Stored data entries:
################

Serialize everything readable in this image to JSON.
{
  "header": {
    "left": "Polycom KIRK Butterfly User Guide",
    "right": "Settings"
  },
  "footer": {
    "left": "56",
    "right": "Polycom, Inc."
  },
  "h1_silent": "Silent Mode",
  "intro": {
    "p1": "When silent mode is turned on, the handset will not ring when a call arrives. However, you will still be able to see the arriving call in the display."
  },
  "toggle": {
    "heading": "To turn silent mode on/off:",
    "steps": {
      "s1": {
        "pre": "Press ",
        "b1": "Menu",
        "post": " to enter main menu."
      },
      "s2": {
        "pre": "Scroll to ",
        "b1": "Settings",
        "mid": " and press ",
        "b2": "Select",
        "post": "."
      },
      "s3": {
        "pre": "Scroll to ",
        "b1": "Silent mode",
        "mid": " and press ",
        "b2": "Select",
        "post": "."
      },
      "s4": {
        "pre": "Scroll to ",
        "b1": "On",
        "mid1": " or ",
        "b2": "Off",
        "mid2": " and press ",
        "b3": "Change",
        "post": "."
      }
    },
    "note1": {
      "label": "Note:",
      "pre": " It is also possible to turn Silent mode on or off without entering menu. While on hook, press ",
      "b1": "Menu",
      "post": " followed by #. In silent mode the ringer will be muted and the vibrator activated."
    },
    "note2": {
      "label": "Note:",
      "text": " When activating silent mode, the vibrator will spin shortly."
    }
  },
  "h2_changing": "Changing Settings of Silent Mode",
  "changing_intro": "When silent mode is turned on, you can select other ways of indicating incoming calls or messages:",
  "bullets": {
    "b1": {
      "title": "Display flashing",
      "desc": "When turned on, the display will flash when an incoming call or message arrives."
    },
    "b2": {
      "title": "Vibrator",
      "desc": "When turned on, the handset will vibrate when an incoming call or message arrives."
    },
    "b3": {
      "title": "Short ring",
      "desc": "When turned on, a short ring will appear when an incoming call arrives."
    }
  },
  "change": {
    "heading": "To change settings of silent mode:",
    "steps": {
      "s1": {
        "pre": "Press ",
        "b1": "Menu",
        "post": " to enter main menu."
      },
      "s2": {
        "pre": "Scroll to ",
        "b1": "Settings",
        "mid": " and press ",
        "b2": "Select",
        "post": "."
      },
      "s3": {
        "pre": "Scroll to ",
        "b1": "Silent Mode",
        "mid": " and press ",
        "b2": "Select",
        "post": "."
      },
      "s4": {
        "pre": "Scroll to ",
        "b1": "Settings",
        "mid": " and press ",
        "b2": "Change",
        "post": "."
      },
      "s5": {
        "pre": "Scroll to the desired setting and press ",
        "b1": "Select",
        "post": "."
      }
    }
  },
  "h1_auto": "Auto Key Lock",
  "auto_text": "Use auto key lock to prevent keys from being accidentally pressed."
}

################

● DIRECTIONS
Output each entry precisely as given.

● SOLUTION TO THE EXERCISE
Serialize everything readable in this image to JSON.
{
  "header": {
    "left": "Polycom KIRK Butterfly User Guide",
    "right": "Settings"
  },
  "footer": {
    "left": "56",
    "right": "Polycom, Inc."
  },
  "h1_silent": "Silent Mode",
  "intro": {
    "p1": "When silent mode is turned on, the handset will not ring when a call arrives. However, you will still be able to see the arriving call in the display."
  },
  "toggle": {
    "heading": "To turn silent mode on/off:",
    "steps": {
      "s1": {
        "pre": "Press ",
        "b1": "Menu",
        "post": " to enter main menu."
      },
      "s2": {
        "pre": "Scroll to ",
        "b1": "Settings",
        "mid": " and press ",
        "b2": "Select",
        "post": "."
      },
      "s3": {
        "pre": "Scroll to ",
        "b1": "Silent mode",
        "mid": " and press ",
        "b2": "Select",
        "post": "."
      },
      "s4": {
        "pre": "Scroll to ",
        "b1": "On",
        "mid1": " or ",
        "b2": "Off",
        "mid2": " and press ",
        "b3": "Change",
        "post": "."
      }
    },
    "note1": {
      "label": "Note:",
      "pre": " It is also possible to turn Silent mode on or off without entering menu. While on hook, press ",
      "b1": "Menu",
      "post": " followed by #. In silent mode the ringer will be muted and the vibrator activated."
    },
    "note2": {
      "label": "Note:",
      "text": " When activating silent mode, the vibrator will spin shortly."
    }
  },
  "h2_changing": "Changing Settings of Silent Mode",
  "changing_intro": "When silent mode is turned on, you can select other ways of indicating incoming calls or messages:",
  "bullets": {
    "b1": {
      "title": "Display flashing",
      "desc": "When turned on, the display will flash when an incoming call or message arrives."
    },
    "b2": {
      "title": "Vibrator",
      "desc": "When turned on, the handset will vibrate when an incoming call or message arrives."
    },
    "b3": {
      "title": "Short ring",
      "desc": "When turned on, a short ring will appear when an incoming call arrives."
    }
  },
  "change": {
    "heading": "To change settings of silent mode:",
    "steps": {
      "s1": {
        "pre": "Press ",
        "b1": "Menu",
        "post": " to enter main menu."
      },
      "s2": {
        "pre": "Scroll to ",
        "b1": "Settings",
        "mid": " and press ",
        "b2": "Select",
        "post": "."
      },
      "s3": {
        "pre": "Scroll to ",
        "b1": "Silent Mode",
        "mid": " and press ",
        "b2": "Select",
        "post": "."
      },
      "s4": {
        "pre": "Scroll to ",
        "b1": "Settings",
        "mid": " and press ",
        "b2": "Change",
        "post": "."
      },
      "s5": {
        "pre": "Scroll to the desired setting and press ",
        "b1": "Select",
        "post": "."
      }
    }
  },
  "h1_auto": "Auto Key Lock",
  "auto_text": "Use auto key lock to prevent keys from being accidentally pressed."
}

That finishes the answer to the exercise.